◆ PASSAGE PROVIDED
··········

2005-02-22 Thread Brian van den Broek
Igorati said unto the world upon 2005-02-22 03:51:
#This program will ask for a user to imput numbers. The numbers will then
be calculated
#to find the statistical mean, mode, and median. Finallly the user will be
asked
#if he would like to print out the answers.
numbers = [ ] 
print 'Enter numbers to add to the list. (Enter 0 to quit.)'
def getint():
 return int(raw_input('Number? '))

numbers = sorted(iter(getint, 0))
numbers
[2, 3, 5, 7]
def variable_median(x):
 
 return sorted(x)[len(x)//2]
def variable_mode(x):
 
 counts = {}
 for item in x:
 counts[x] = counts.get(x, 0) + 1
 
 return sorted(counts, key=counts.__getitem__, reverse=True)[0]


s = variableMean(numbers)
y = variableMedian(numbers)
t = variableMode (numbers)
import pickle
pickle.dump((s, y, t), file('avg.pickle', 'w'))
print 'Thank you! Would you like to see the results after calculating'
print 'The mode, median, and mean? (Please enter Yes or No)'
print 'Please enter Yes or No:'
if raw_input == yes:
f = open(avg.py,r)
avg.py = f.read()
print 'The Mean average is:', mean
print 'The Median is:', meadian
print 'The Mode is:', mode
I got the error:
Traceback (most recent call last):
  File C:\Python24\Lib\New Folder\Wade_StoddardSLP3-2.py, line 9, in ?
numbers = sorted(iter(getint, 0))

··········

◆ SOURCE DATA
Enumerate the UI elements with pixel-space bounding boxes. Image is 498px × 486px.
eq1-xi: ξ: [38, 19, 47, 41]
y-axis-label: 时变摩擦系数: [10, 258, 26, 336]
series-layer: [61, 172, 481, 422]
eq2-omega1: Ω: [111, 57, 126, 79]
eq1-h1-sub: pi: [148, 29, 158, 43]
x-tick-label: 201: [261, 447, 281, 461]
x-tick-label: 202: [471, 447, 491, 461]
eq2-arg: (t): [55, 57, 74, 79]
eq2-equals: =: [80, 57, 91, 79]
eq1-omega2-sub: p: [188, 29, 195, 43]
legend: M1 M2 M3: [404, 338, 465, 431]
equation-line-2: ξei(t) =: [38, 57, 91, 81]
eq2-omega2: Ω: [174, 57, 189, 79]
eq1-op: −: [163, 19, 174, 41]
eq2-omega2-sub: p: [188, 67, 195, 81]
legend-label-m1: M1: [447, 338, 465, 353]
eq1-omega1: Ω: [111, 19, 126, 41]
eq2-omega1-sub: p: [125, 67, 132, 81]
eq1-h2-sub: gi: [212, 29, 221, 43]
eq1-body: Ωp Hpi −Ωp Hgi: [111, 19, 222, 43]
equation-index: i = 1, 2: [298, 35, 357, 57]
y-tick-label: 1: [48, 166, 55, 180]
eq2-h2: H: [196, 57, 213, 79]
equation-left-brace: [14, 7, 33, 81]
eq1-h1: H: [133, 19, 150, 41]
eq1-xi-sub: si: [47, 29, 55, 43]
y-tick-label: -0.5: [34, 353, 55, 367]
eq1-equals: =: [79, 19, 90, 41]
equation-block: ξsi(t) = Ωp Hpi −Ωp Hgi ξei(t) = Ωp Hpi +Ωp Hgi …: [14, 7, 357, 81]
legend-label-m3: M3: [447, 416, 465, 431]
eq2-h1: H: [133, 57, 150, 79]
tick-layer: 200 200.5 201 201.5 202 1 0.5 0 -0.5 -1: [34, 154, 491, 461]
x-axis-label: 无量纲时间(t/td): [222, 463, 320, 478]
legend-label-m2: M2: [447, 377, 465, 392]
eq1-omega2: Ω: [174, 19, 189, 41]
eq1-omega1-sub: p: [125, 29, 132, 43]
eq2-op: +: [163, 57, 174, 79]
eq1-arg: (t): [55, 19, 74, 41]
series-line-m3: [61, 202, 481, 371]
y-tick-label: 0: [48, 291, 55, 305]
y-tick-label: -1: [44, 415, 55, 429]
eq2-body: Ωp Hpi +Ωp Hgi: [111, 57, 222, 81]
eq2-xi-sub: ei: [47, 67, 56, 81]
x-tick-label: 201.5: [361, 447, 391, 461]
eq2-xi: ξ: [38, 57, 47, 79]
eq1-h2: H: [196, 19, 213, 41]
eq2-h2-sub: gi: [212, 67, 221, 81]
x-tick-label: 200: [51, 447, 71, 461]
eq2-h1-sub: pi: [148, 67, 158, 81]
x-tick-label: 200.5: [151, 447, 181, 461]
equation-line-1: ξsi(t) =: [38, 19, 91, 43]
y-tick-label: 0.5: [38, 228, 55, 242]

··········

◆ EXERCISE BRIEF
Pick up the mailing-list post about the Python mean, median, and mode program where it stops, and keep it going. The records have nothing to do with this.

◆ TASK OUTPUT
  File C:\Python24\Lib\New Folder\Wade_StoddardSLP3-2.py, line 7, in
getint
return int(raw_input('Number? '))
TypeError: 'str' object is not callable
and this one for my if statement:
Traceback (most recent call last):
  File C:\Python24\Lib\New Folder\Wade_StoddardSLP3-2.py, line 39, in ?
if raw_input == Yes:
NameError: name 'Yes' is not defined
I cannot understand how I can define yes so that when they type yes the
data is printed out. Also if they type no how do I make the program do
nothing. Or is that just infered.
Hi,
have you tried examining the objects you are trying to put together to 
see why they might not fit?

For instance, look what happens when you run this, entering 42 at the 
prompt:

ri = raw_input('Gimme!')
print type(ri)
print type(int(ri))
print ri == 42
print ri == '42'
name_not_defined_in_this_code
Does looking at the output of that help?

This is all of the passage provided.